+++ Provided entries +++

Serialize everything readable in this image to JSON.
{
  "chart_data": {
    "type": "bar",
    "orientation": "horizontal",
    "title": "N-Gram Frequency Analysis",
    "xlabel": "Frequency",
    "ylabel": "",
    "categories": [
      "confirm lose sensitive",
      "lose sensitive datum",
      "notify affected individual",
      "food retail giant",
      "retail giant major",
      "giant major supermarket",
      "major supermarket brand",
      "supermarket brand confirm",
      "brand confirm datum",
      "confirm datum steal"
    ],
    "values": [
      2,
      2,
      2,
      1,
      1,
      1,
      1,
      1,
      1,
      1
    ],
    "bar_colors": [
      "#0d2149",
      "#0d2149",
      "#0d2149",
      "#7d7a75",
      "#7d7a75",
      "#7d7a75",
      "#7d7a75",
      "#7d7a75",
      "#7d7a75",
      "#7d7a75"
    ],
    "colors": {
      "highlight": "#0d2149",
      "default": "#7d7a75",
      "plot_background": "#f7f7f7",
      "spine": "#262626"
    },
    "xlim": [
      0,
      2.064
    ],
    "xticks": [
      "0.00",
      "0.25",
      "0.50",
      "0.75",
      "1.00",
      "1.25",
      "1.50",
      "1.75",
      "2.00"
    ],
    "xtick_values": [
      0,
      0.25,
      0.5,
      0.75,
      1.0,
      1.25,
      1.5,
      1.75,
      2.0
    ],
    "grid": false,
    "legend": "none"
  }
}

+++

### Exercise prompt
Make an exact copy of the data above.

### Task output
Serialize everything readable in this image to JSON.
{
  "chart_data": {
    "type": "bar",
    "orientation": "horizontal",
    "title": "N-Gram Frequency Analysis",
    "xlabel": "Frequency",
    "ylabel": "",
    "categories": [
      "confirm lose sensitive",
      "lose sensitive datum",
      "notify affected individual",
      "food retail giant",
      "retail giant major",
      "giant major supermarket",
      "major supermarket brand",
      "supermarket brand confirm",
      "brand confirm datum",
      "confirm datum steal"
    ],
    "values": [
      2,
      2,
      2,
      1,
      1,
      1,
      1,
      1,
      1,
      1
    ],
    "bar_colors": [
      "#0d2149",
      "#0d2149",
      "#0d2149",
      "#7d7a75",
      "#7d7a75",
      "#7d7a75",
      "#7d7a75",
      "#7d7a75",
      "#7d7a75",
      "#7d7a75"
    ],
    "colors": {
      "highlight": "#0d2149",
      "default": "#7d7a75",
      "plot_background": "#f7f7f7",
      "spine": "#262626"
    },
    "xlim": [
      0,
      2.064
    ],
    "xticks": [
      "0.00",
      "0.25",
      "0.50",
      "0.75",
      "1.00",
      "1.25",
      "1.50",
      "1.75",
      "2.00"
    ],
    "xtick_values": [
      0,
      0.25,
      0.5,
      0.75,
      1.0,
      1.25,
      1.5,
      1.75,
      2.0
    ],
    "grid": false,
    "legend": "none"
  }
}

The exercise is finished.